**Data entries**

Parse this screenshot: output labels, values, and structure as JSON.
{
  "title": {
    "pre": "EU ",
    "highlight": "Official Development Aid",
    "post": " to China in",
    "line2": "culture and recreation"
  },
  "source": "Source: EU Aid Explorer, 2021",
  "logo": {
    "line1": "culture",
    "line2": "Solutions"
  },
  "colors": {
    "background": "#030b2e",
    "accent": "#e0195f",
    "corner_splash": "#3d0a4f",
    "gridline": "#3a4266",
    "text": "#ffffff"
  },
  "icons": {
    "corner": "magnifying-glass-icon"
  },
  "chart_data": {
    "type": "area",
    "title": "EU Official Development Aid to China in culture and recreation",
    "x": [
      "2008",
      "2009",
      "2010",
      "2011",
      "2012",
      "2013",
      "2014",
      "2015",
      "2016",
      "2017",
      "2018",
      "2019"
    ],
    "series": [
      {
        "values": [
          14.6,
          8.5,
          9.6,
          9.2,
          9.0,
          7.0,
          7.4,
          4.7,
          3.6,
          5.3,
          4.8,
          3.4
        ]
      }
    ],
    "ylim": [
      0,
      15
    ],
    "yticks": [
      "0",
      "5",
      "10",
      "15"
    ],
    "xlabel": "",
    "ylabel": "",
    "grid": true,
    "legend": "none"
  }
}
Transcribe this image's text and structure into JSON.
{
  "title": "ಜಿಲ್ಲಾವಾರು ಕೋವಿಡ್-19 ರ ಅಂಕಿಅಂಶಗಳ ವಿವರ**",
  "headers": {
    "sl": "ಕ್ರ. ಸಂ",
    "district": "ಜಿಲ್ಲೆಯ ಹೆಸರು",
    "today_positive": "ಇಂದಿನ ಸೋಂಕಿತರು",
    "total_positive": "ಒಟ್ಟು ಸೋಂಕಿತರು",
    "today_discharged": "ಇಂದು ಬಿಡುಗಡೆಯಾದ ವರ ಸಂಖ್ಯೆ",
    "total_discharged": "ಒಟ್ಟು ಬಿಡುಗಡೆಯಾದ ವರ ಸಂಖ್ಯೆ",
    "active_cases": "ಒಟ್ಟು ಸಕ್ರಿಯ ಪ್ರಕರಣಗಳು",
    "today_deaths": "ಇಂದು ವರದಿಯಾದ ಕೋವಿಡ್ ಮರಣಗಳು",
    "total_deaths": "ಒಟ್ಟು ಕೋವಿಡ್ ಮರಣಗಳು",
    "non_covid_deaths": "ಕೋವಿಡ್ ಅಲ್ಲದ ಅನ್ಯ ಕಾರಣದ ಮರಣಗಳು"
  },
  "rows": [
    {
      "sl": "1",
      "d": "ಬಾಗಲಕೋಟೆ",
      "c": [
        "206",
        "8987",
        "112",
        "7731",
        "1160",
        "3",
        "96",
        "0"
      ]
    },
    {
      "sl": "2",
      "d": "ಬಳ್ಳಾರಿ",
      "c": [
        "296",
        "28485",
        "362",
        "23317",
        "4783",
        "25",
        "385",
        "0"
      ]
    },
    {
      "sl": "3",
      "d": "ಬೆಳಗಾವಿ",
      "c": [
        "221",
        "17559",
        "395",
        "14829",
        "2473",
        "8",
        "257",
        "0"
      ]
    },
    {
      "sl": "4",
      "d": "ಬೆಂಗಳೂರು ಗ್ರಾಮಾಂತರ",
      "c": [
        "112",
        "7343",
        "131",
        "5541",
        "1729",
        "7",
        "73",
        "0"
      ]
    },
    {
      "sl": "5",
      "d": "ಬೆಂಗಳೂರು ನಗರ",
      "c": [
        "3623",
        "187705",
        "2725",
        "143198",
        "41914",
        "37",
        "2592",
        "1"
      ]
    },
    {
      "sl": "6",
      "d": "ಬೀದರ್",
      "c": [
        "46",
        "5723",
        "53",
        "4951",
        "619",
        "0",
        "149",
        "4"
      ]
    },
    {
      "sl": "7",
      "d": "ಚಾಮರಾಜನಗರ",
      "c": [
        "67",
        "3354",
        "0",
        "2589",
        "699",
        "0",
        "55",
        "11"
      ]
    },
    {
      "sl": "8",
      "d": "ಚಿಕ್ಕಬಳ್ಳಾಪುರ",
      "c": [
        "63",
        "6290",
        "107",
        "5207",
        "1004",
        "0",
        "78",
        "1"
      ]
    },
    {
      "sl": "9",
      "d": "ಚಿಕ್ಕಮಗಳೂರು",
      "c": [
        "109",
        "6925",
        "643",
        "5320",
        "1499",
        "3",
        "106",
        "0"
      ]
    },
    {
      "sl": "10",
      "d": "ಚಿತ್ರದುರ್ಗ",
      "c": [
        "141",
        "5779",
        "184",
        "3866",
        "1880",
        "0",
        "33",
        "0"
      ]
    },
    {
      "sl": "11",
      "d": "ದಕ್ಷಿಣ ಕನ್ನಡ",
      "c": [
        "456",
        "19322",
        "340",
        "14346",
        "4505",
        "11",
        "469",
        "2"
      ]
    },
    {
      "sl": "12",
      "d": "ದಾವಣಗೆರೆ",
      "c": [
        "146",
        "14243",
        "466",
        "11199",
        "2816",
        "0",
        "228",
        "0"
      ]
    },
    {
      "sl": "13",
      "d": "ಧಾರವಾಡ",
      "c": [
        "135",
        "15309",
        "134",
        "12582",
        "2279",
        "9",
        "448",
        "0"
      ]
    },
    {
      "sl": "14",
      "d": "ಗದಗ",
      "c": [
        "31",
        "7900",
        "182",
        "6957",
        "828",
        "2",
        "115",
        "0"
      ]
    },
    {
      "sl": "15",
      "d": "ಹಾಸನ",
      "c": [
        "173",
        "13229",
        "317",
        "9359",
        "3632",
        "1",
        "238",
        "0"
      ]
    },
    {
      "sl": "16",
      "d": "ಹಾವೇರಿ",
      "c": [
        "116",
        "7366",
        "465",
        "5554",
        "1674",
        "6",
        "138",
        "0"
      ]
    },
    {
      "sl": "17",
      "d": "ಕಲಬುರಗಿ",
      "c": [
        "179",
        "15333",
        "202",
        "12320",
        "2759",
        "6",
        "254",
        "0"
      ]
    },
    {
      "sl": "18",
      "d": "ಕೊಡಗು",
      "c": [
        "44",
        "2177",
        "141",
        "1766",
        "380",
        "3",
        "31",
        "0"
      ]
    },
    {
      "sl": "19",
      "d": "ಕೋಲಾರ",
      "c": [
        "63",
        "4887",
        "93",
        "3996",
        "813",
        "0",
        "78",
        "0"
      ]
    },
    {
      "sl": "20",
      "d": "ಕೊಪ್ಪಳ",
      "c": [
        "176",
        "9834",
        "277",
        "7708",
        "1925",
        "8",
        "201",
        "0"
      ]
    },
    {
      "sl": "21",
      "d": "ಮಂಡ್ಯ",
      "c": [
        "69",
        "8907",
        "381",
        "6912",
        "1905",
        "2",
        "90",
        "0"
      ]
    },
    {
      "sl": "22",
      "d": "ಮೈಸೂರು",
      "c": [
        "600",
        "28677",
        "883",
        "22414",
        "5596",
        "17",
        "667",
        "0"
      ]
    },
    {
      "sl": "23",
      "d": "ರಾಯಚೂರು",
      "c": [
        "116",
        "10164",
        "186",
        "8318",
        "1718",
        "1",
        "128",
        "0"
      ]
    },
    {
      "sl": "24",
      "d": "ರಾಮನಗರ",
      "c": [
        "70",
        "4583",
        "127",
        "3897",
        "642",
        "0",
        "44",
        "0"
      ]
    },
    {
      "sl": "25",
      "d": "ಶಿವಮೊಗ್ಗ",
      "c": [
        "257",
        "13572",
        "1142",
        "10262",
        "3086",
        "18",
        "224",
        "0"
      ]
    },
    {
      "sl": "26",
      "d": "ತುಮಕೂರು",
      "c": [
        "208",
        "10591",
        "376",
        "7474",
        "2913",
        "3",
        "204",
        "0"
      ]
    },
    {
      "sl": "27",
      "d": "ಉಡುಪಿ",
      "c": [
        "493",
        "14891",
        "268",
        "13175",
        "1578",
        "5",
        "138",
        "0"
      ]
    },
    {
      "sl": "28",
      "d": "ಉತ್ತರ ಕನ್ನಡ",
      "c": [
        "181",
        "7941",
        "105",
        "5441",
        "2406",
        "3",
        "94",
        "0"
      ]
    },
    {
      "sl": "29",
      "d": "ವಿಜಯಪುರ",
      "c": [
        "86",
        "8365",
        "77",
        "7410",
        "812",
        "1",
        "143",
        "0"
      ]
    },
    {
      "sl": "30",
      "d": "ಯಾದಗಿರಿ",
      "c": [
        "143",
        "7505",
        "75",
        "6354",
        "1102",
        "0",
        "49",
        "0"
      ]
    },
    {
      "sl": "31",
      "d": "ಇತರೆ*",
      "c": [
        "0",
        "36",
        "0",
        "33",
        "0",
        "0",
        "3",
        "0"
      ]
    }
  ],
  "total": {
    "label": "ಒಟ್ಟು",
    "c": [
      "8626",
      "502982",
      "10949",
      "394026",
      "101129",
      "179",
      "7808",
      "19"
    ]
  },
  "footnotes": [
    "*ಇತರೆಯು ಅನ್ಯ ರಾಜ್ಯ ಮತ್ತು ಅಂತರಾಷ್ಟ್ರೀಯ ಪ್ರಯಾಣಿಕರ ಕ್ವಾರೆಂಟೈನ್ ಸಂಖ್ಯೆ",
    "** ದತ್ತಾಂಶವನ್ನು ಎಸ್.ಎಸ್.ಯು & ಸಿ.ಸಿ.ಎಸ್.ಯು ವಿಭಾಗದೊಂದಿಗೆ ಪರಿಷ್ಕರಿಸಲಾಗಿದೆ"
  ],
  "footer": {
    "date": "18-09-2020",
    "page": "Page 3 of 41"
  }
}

**Task to carry out**
Identify the lines in the entries that hold "culture" and return each one.

**Reply**
    "line2": "culture and recreation"
    "line1": "culture",
    "title": "EU Official Development Aid to China in culture and recreation",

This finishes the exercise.